Listed records:

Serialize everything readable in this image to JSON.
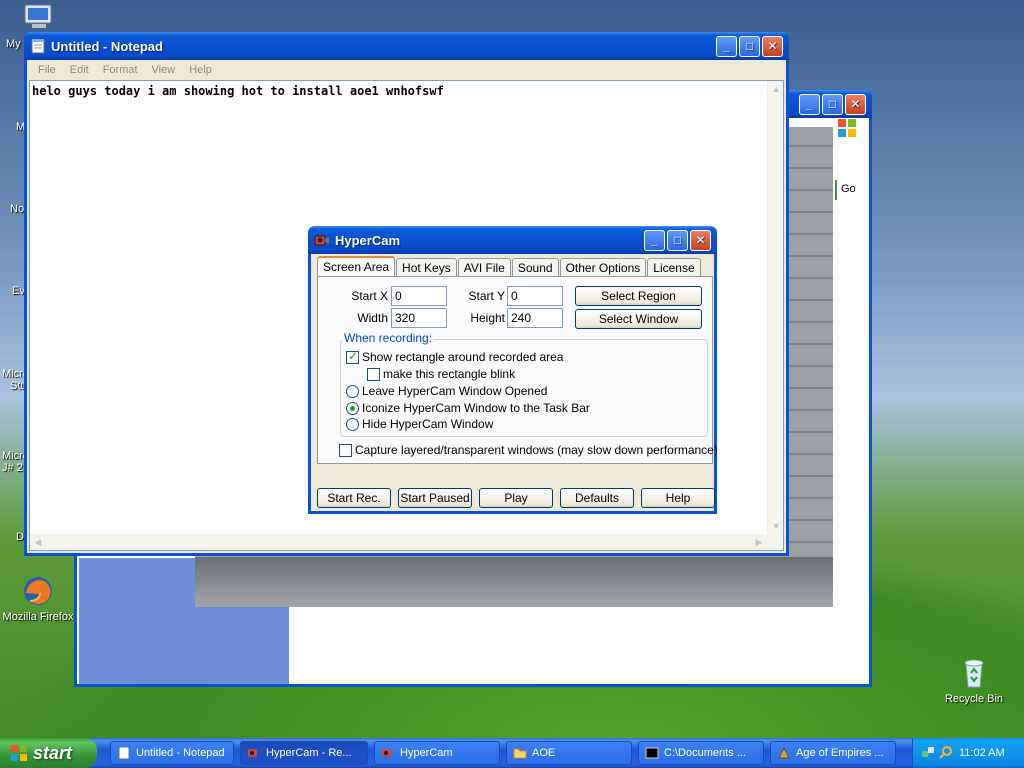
{
  "desktop": {
    "icons": [
      {
        "label": "Mozilla Firefox"
      },
      {
        "label": "Recycle Bin"
      }
    ],
    "partial_labels": [
      "My",
      "M",
      "No",
      "Ev",
      "Micro",
      "Stu",
      "Micro",
      "J# 2",
      "D"
    ]
  },
  "notepad": {
    "title": "Untitled - Notepad",
    "menu": [
      "File",
      "Edit",
      "Format",
      "View",
      "Help"
    ],
    "text": "helo guys today i am showing hot to install aoe1 wnhofswf"
  },
  "back_window": {
    "go_label": "Go"
  },
  "hypercam": {
    "title": "HyperCam",
    "tabs": [
      "Screen Area",
      "Hot Keys",
      "AVI File",
      "Sound",
      "Other Options",
      "License"
    ],
    "start_x_label": "Start X",
    "start_x_value": "0",
    "start_y_label": "Start Y",
    "start_y_value": "0",
    "width_label": "Width",
    "width_value": "320",
    "height_label": "Height",
    "height_value": "240",
    "select_region": "Select Region",
    "select_window": "Select Window",
    "group_label": "When recording:",
    "show_rect": "Show rectangle around recorded area",
    "blink_rect": "make this rectangle blink",
    "leave_opened": "Leave HyperCam Window Opened",
    "iconize": "Iconize HyperCam Window to the Task Bar",
    "hide": "Hide HyperCam Window",
    "capture_layered": "Capture layered/transparent windows (may slow down performance)",
    "buttons": [
      "Start Rec.",
      "Start Paused",
      "Play",
      "Defaults",
      "Help"
    ]
  },
  "taskbar": {
    "start": "start",
    "tasks": [
      "Untitled - Notepad",
      "HyperCam - Re...",
      "HyperCam",
      "AOE",
      "C:\\Documents ...",
      "Age of Empires ..."
    ],
    "clock": "11:02 AM"
  },
  "colors": {
    "xp_blue": "#0a53d9",
    "start_green": "#379437",
    "check_green": "#21a121",
    "window_face": "#ece9d8"
  }
}
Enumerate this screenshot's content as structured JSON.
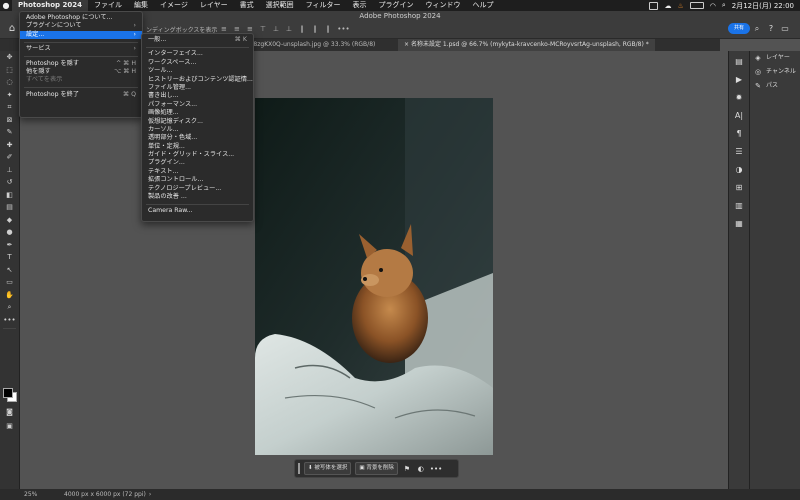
{
  "menubar": {
    "app_name": "Photoshop 2024",
    "items": [
      "ファイル",
      "編集",
      "イメージ",
      "レイヤー",
      "書式",
      "選択範囲",
      "フィルター",
      "表示",
      "プラグイン",
      "ウィンドウ",
      "ヘルプ"
    ],
    "clock": "2月12日(月) 22:00"
  },
  "window": {
    "title": "Adobe Photoshop 2024"
  },
  "options_bar": {
    "label": "ンディングボックスを表示",
    "share_label": "共有",
    "more": "•••"
  },
  "tabs": [
    {
      "label": "a-dGFY8zgKX0Q-unsplash.jpg @ 33.3% (RGB/8)"
    },
    {
      "label": "名称未設定 1.psd @ 66.7% (mykyta-kravcenko-MCRoyvsrtAg-unsplash, RGB/8) *"
    }
  ],
  "app_menu": {
    "items": [
      {
        "label": "Adobe Photoshop について...",
        "shortcut": ""
      },
      {
        "label": "プラグインについて",
        "shortcut": "›"
      },
      {
        "label": "設定...",
        "shortcut": "›"
      },
      {
        "label": "サービス",
        "shortcut": "›"
      },
      {
        "label": "Photoshop を隠す",
        "shortcut": "^ ⌘ H"
      },
      {
        "label": "他を隠す",
        "shortcut": "⌥ ⌘ H"
      },
      {
        "label": "すべてを表示",
        "shortcut": ""
      },
      {
        "label": "Photoshop を終了",
        "shortcut": "⌘ Q"
      }
    ]
  },
  "settings_submenu": {
    "items": [
      {
        "label": "一般...",
        "shortcut": "⌘ K"
      },
      {
        "label": "インターフェイス..."
      },
      {
        "label": "ワークスペース..."
      },
      {
        "label": "ツール..."
      },
      {
        "label": "ヒストリーおよびコンテンツ認証情..."
      },
      {
        "label": "ファイル管理..."
      },
      {
        "label": "書き出し..."
      },
      {
        "label": "パフォーマンス..."
      },
      {
        "label": "画像処理..."
      },
      {
        "label": "仮想記憶ディスク..."
      },
      {
        "label": "カーソル..."
      },
      {
        "label": "透明部分・色域..."
      },
      {
        "label": "単位・定規..."
      },
      {
        "label": "ガイド・グリッド・スライス..."
      },
      {
        "label": "プラグイン..."
      },
      {
        "label": "テキスト..."
      },
      {
        "label": "拡張コントロール..."
      },
      {
        "label": "テクノロジープレビュー..."
      },
      {
        "label": "製品の改善 ..."
      },
      {
        "label": "Camera Raw..."
      }
    ]
  },
  "panels": {
    "layers": "レイヤー",
    "channels": "チャンネル",
    "paths": "パス"
  },
  "context_bar": {
    "select_subject": "被写体を選択",
    "remove_background": "背景を削除",
    "more": "•••"
  },
  "statusbar": {
    "zoom": "25%",
    "doc_size": "4000 px x 6000 px (72 ppi)"
  },
  "colors": {
    "highlight": "#1a73e8",
    "menubar": "#1e1e1e",
    "canvas_bg": "#535353"
  }
}
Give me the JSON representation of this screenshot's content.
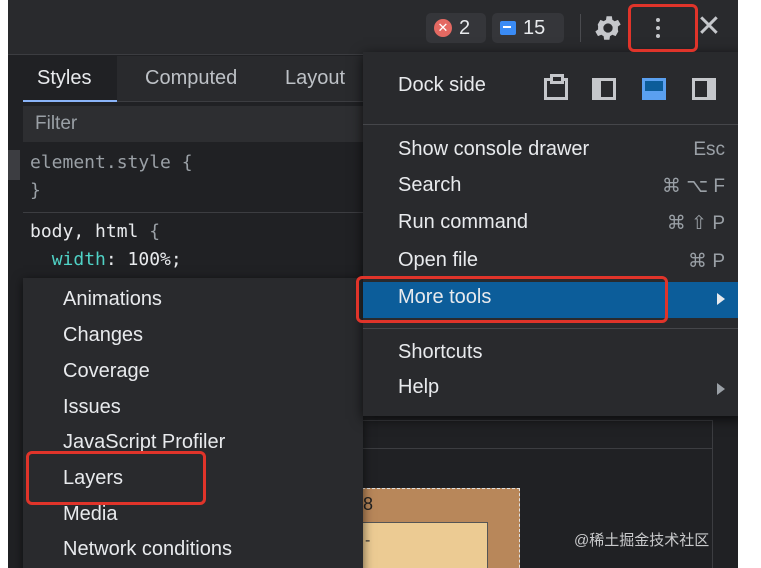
{
  "toolbar": {
    "error_count": "2",
    "message_count": "15"
  },
  "tabs": [
    "Styles",
    "Computed",
    "Layout"
  ],
  "filter_placeholder": "Filter",
  "styles": {
    "element_rule_open": "element.style {",
    "element_rule_close": "}",
    "body_selector": "body, html",
    "body_brace": " {",
    "width_prop": "width",
    "width_value": ": 100%;"
  },
  "box_model": {
    "value": "8",
    "dash": "-"
  },
  "menu": {
    "dock_side_label": "Dock side",
    "items": [
      {
        "label": "Show console drawer",
        "shortcut": "Esc"
      },
      {
        "label": "Search",
        "shortcut": "⌘ ⌥ F"
      },
      {
        "label": "Run command",
        "shortcut": "⌘ ⇧ P"
      },
      {
        "label": "Open file",
        "shortcut": "⌘ P"
      },
      {
        "label": "More tools",
        "shortcut": ""
      },
      {
        "label": "Shortcuts",
        "shortcut": ""
      },
      {
        "label": "Help",
        "shortcut": ""
      }
    ]
  },
  "more_tools": [
    "Animations",
    "Changes",
    "Coverage",
    "Issues",
    "JavaScript Profiler",
    "Layers",
    "Media",
    "Network conditions"
  ],
  "watermark": "@稀土掘金技术社区",
  "colors": {
    "panel": "#202124",
    "menu": "#292a2d",
    "selected": "#0c5d9a",
    "highlight": "#e0342a"
  }
}
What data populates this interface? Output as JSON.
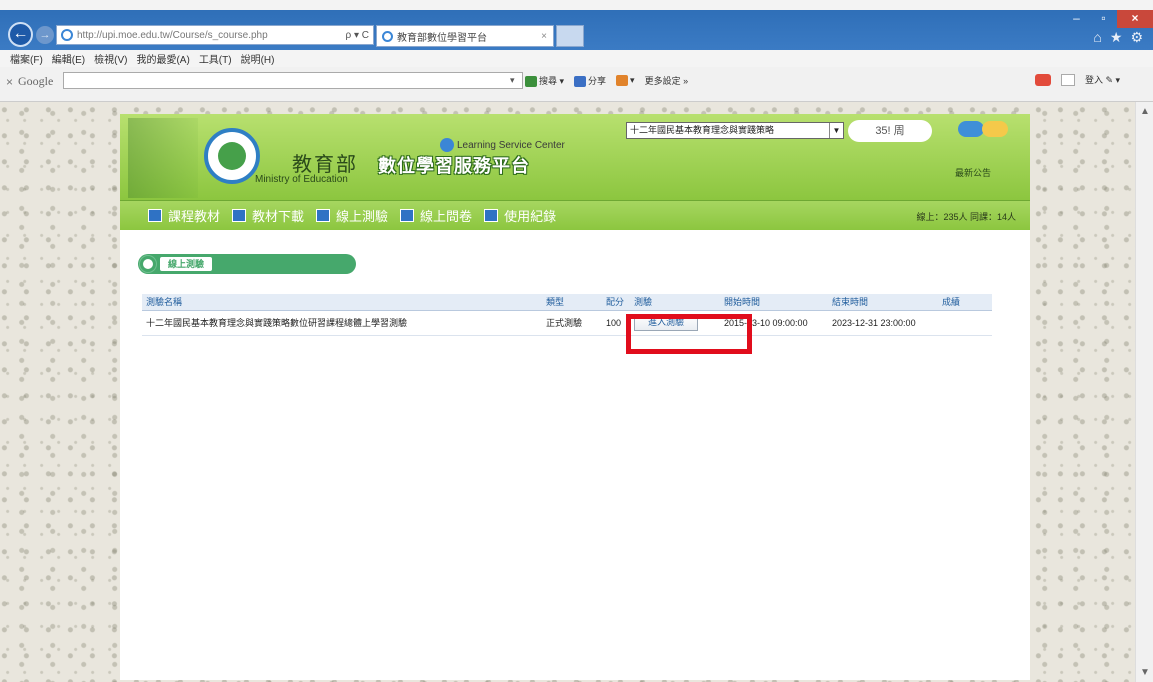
{
  "browser": {
    "address_url": "http://upi.moe.edu.tw/Course/s_course.php",
    "address_tools": "ρ ▾ C",
    "tab_title": "教育部數位學習平台",
    "tab_close": "×",
    "window_controls": [
      "–",
      "▫",
      "×"
    ],
    "right_icons": [
      "⌂",
      "★",
      "⚙"
    ],
    "menu": [
      "檔案(F)",
      "編輯(E)",
      "檢視(V)",
      "我的最愛(A)",
      "工具(T)",
      "說明(H)"
    ]
  },
  "googlebar": {
    "close": "×",
    "label": "Google",
    "tools": [
      "搜尋 ▾",
      "分享",
      "▾",
      "更多設定 »"
    ],
    "signin": "登入 ✎ ▾"
  },
  "site": {
    "learning_center": "Learning Service Center",
    "moe_title": "教育部",
    "moe_en": "Ministry of Education",
    "platform_title": "數位學習服務平台",
    "course_select": "十二年國民基本教育理念與實踐策略",
    "week": "35! 周",
    "announcement": "最新公告",
    "online": "線上：235人 同課：14人"
  },
  "nav": {
    "items": [
      "課程教材",
      "教材下載",
      "線上測驗",
      "線上問卷",
      "使用紀錄"
    ]
  },
  "section": {
    "title": "線上測驗"
  },
  "table": {
    "headers": [
      "測驗名稱",
      "類型",
      "配分",
      "測驗",
      "開始時間",
      "結束時間",
      "成績"
    ],
    "rows": [
      {
        "name": "十二年國民基本教育理念與實踐策略數位研習課程總體上學習測驗",
        "type": "正式測驗",
        "score": "100",
        "action": "進入測驗",
        "start": "2015-03-10 09:00:00",
        "end": "2023-12-31 23:00:00",
        "grade": ""
      }
    ]
  },
  "colors": {
    "header_green": "#8cc63f",
    "section_green": "#46a86c",
    "link_blue": "#1f5c9c",
    "highlight_red": "#e10d1c"
  }
}
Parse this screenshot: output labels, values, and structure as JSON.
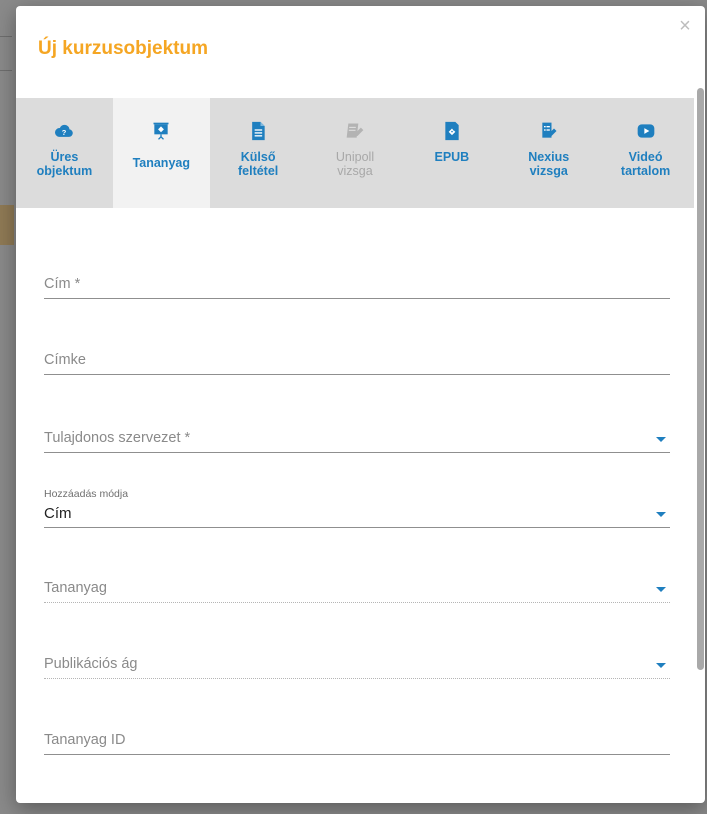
{
  "dialog": {
    "title": "Új kurzusobjektum",
    "close_label": "×"
  },
  "tabs": [
    {
      "label": "Üres\nobjektum",
      "icon": "cloud-question-icon",
      "active": false,
      "disabled": false
    },
    {
      "label": "Tananyag",
      "icon": "presentation-board-icon",
      "active": true,
      "disabled": false
    },
    {
      "label": "Külső\nfeltétel",
      "icon": "document-icon",
      "active": false,
      "disabled": false
    },
    {
      "label": "Unipoll\nvizsga",
      "icon": "notepad-pen-icon",
      "active": false,
      "disabled": true
    },
    {
      "label": "EPUB",
      "icon": "epub-book-icon",
      "active": false,
      "disabled": false
    },
    {
      "label": "Nexius\nvizsga",
      "icon": "checklist-pen-icon",
      "active": false,
      "disabled": false
    },
    {
      "label": "Videó\ntartalom",
      "icon": "play-icon",
      "active": false,
      "disabled": false
    }
  ],
  "form": {
    "title_placeholder": "Cím *",
    "label_placeholder": "Címke",
    "owner_org_placeholder": "Tulajdonos szervezet *",
    "add_mode_label": "Hozzáadás módja",
    "add_mode_value": "Cím",
    "material_placeholder": "Tananyag",
    "publication_branch_placeholder": "Publikációs ág",
    "material_id_placeholder": "Tananyag ID"
  },
  "colors": {
    "accent": "#f5a623",
    "tab_text": "#1f7fbf",
    "tab_disabled": "#a8a8a8",
    "tab_bar": "#dcdcdc"
  }
}
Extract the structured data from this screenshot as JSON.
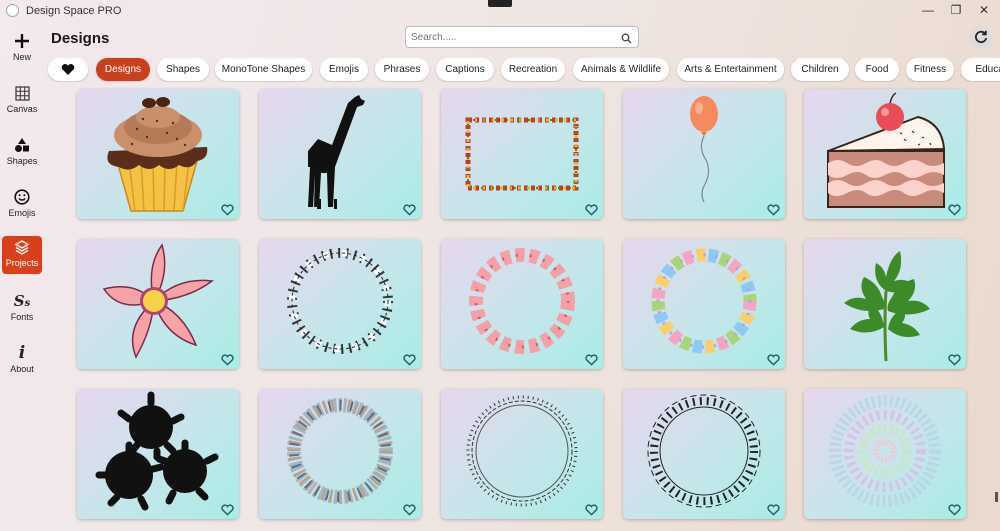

Exercise prompt:
Check each line above for the word "rectangle" and copy the ones that have it.

Result:
    "show_rect": "Show rectangle around recorded area",
    "blink_rect": "make this rectangle blink",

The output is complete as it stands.